▸ Dataset items
* BEGIN *

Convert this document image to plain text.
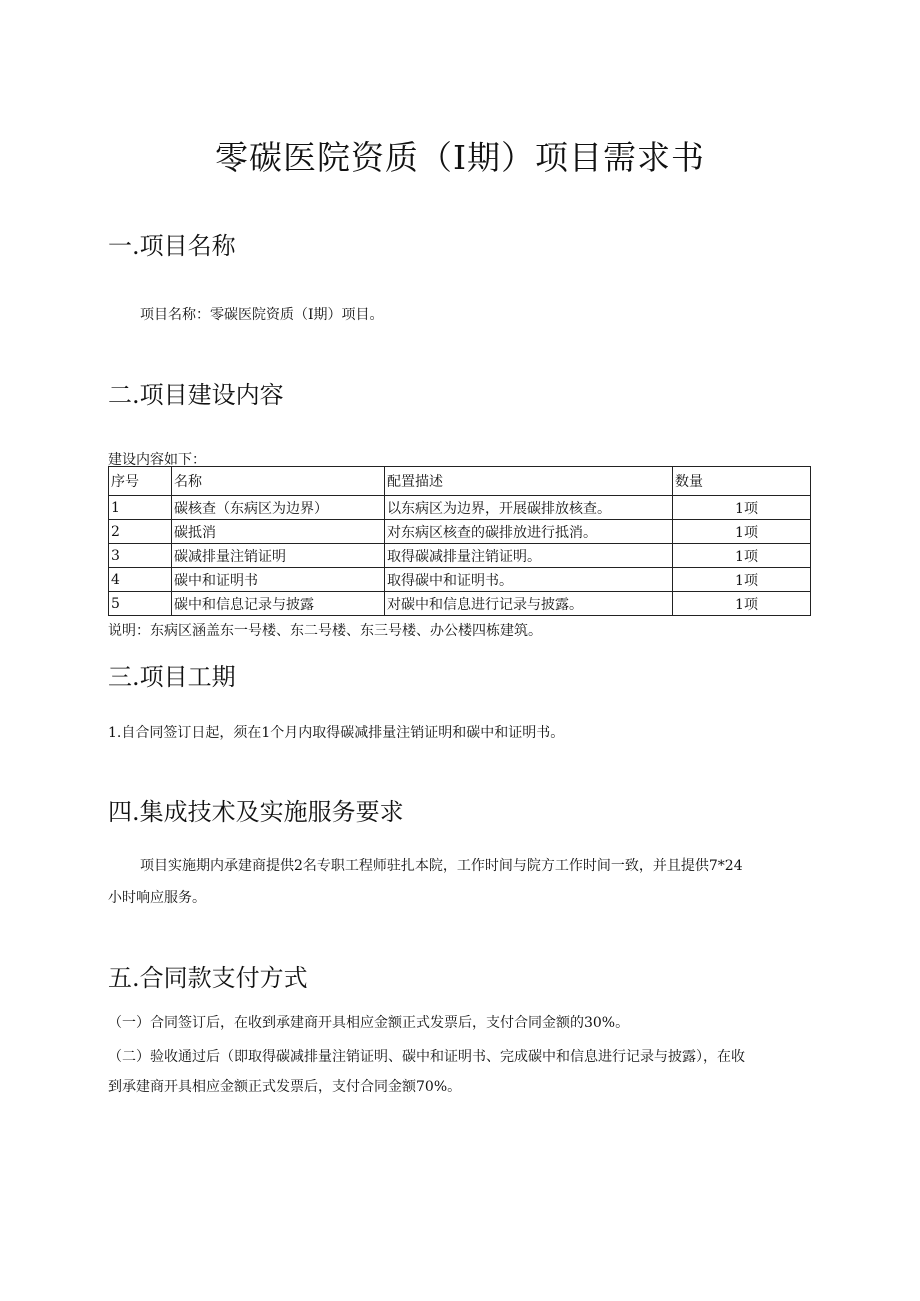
零碳医院资质（I期）项目需求书
一.项目名称
项目名称：零碳医院资质（I期）项目。
二.项目建设内容
建设内容如下：
序号	名称	配置描述	数量
1	碳核查（东病区为边界）	以东病区为边界，开展碳排放核查。	1项
2	碳抵消	对东病区核查的碳排放进行抵消。	1项
3	碳减排量注销证明	取得碳减排量注销证明。	1项
4	碳中和证明书	取得碳中和证明书。	1项
5	碳中和信息记录与披露	对碳中和信息进行记录与披露。	1项
说明：东病区涵盖东一号楼、东二号楼、东三号楼、办公楼四栋建筑。
三.项目工期
1.自合同签订日起，须在1个月内取得碳减排量注销证明和碳中和证明书。
四.集成技术及实施服务要求
项目实施期内承建商提供2名专职工程师驻扎本院，工作时间与院方工作时间一致，并且提供7*24
小时响应服务。
五.合同款支付方式
（一）合同签订后，在收到承建商开具相应金额正式发票后，支付合同金额的30%。
（二）验收通过后（即取得碳减排量注销证明、碳中和证明书、完成碳中和信息进行记录与披露），在收
到承建商开具相应金额正式发票后，支付合同金额70%。
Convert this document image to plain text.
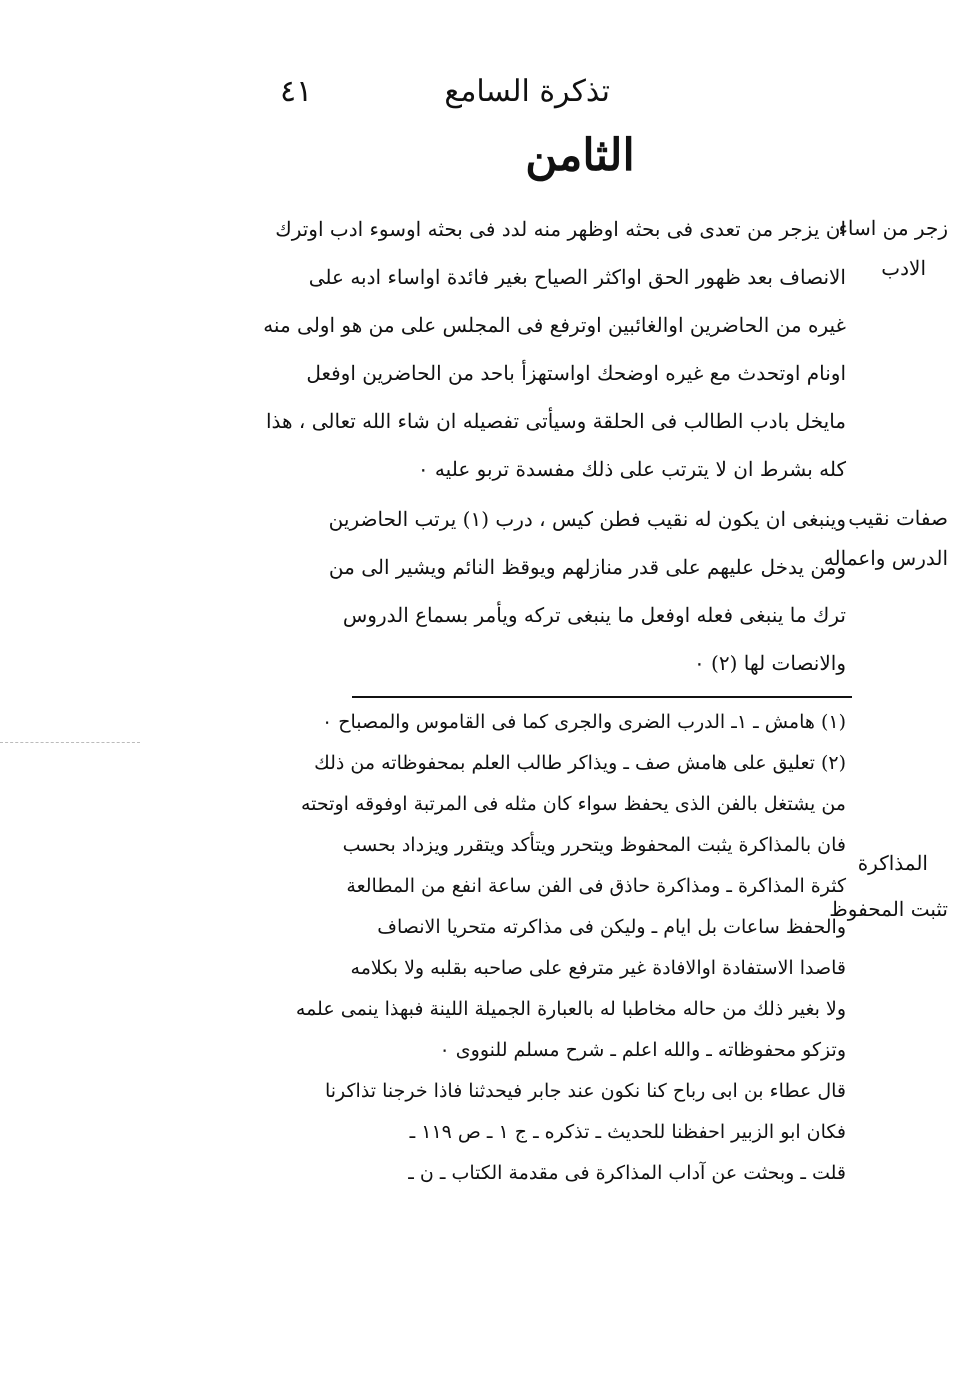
تذكرة السامع
٤١
الثامن
زجر من اساء
الادب
صفات نقيب
الدرس واعماله
المذاكرة
تثبت المحفوظ
ان يزجر من تعدى فى بحثه اوظهر منه لدد فى بحثه اوسوء ادب اوترك
الانصاف بعد ظهور الحق اواكثر الصياح بغير فائدة اواساء ادبه على
غيره من الحاضرين اوالغائبين اوترفع فى المجلس على من هو اولى منه
اونام اوتحدث مع غيره اوضحك اواستهزأ باحد من الحاضرين اوفعل
مايخل بادب الطالب فى الحلقة وسيأتى تفصيله ان شاء الله تعالى ، هذا
كله بشرط ان لا يترتب على ذلك مفسدة تربو عليه ٠
وينبغى ان يكون له نقيب فطن كيس ، درب (١) يرتب الحاضرين
ومن يدخل عليهم على قدر منازلهم ويوقظ النائم ويشير الى من
ترك ما ينبغى فعله اوفعل ما ينبغى تركه ويأمر بسماع الدروس
والانصات لها (٢) ٠
(١) هامش ـ ١ـ الدرب الضرى والجرى كما فى القاموس والمصباح ٠
(٢) تعليق على هامش صف ـ ويذاكر طالب العلم بمحفوظاته من ذلك
من يشتغل بالفن الذى يحفظ سواء كان مثله فى المرتبة اوفوقه اوتحته
فان بالمذاكرة يثبت المحفوظ ويتحرر ويتأكد ويتقرر ويزداد بحسب
كثرة المذاكرة ـ ومذاكرة حاذق فى الفن ساعة انفع من المطالعة
والحفظ ساعات بل ايام ـ وليكن فى مذاكرته متحريا الانصاف
قاصدا الاستفادة اوالافادة غير مترفع على صاحبه بقلبه ولا بكلامه
ولا بغير ذلك من حاله مخاطبا له بالعبارة الجميلة اللينة فبهذا ينمى علمه
وتزكو محفوظاته ـ والله اعلم ـ شرح مسلم للنووى ٠
قال عطاء بن ابى رباح كنا نكون عند جابر فيحدثنا فاذا خرجنا تذاكرنا
فكان ابو الزبير احفظنا للحديث ـ تذكره ـ ج ١ ـ ص ١١٩ ـ
قلت ـ وبحثت عن آداب المذاكرة فى مقدمة الكتاب ـ ن ـ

* END *

Without the pictures, return the entries exactly as they appear.

▸ Solved problem
Convert this document image to plain text.
零碳医院资质（I期）项目需求书
一.项目名称
项目名称：零碳医院资质（I期）项目。
二.项目建设内容
建设内容如下：
序号	名称	配置描述	数量
1	碳核查（东病区为边界）	以东病区为边界，开展碳排放核查。	1项
2	碳抵消	对东病区核查的碳排放进行抵消。	1项
3	碳减排量注销证明	取得碳减排量注销证明。	1项
4	碳中和证明书	取得碳中和证明书。	1项
5	碳中和信息记录与披露	对碳中和信息进行记录与披露。	1项
说明：东病区涵盖东一号楼、东二号楼、东三号楼、办公楼四栋建筑。
三.项目工期
1.自合同签订日起，须在1个月内取得碳减排量注销证明和碳中和证明书。
四.集成技术及实施服务要求
项目实施期内承建商提供2名专职工程师驻扎本院，工作时间与院方工作时间一致，并且提供7*24
小时响应服务。
五.合同款支付方式
（一）合同签订后，在收到承建商开具相应金额正式发票后，支付合同金额的30%。
（二）验收通过后（即取得碳减排量注销证明、碳中和证明书、完成碳中和信息进行记录与披露），在收
到承建商开具相应金额正式发票后，支付合同金额70%。
Convert this document image to plain text.
تذكرة السامع
٤١
الثامن
زجر من اساء
الادب
صفات نقيب
الدرس واعماله
المذاكرة
تثبت المحفوظ
ان يزجر من تعدى فى بحثه اوظهر منه لدد فى بحثه اوسوء ادب اوترك
الانصاف بعد ظهور الحق اواكثر الصياح بغير فائدة اواساء ادبه على
غيره من الحاضرين اوالغائبين اوترفع فى المجلس على من هو اولى منه
اونام اوتحدث مع غيره اوضحك اواستهزأ باحد من الحاضرين اوفعل
مايخل بادب الطالب فى الحلقة وسيأتى تفصيله ان شاء الله تعالى ، هذا
كله بشرط ان لا يترتب على ذلك مفسدة تربو عليه ٠
وينبغى ان يكون له نقيب فطن كيس ، درب (١) يرتب الحاضرين
ومن يدخل عليهم على قدر منازلهم ويوقظ النائم ويشير الى من
ترك ما ينبغى فعله اوفعل ما ينبغى تركه ويأمر بسماع الدروس
والانصات لها (٢) ٠
(١) هامش ـ ١ـ الدرب الضرى والجرى كما فى القاموس والمصباح ٠
(٢) تعليق على هامش صف ـ ويذاكر طالب العلم بمحفوظاته من ذلك
من يشتغل بالفن الذى يحفظ سواء كان مثله فى المرتبة اوفوقه اوتحته
فان بالمذاكرة يثبت المحفوظ ويتحرر ويتأكد ويتقرر ويزداد بحسب
كثرة المذاكرة ـ ومذاكرة حاذق فى الفن ساعة انفع من المطالعة
والحفظ ساعات بل ايام ـ وليكن فى مذاكرته متحريا الانصاف
قاصدا الاستفادة اوالافادة غير مترفع على صاحبه بقلبه ولا بكلامه
ولا بغير ذلك من حاله مخاطبا له بالعبارة الجميلة اللينة فبهذا ينمى علمه
وتزكو محفوظاته ـ والله اعلم ـ شرح مسلم للنووى ٠
قال عطاء بن ابى رباح كنا نكون عند جابر فيحدثنا فاذا خرجنا تذاكرنا
فكان ابو الزبير احفظنا للحديث ـ تذكره ـ ج ١ ـ ص ١١٩ ـ
قلت ـ وبحثت عن آداب المذاكرة فى مقدمة الكتاب ـ ن ـ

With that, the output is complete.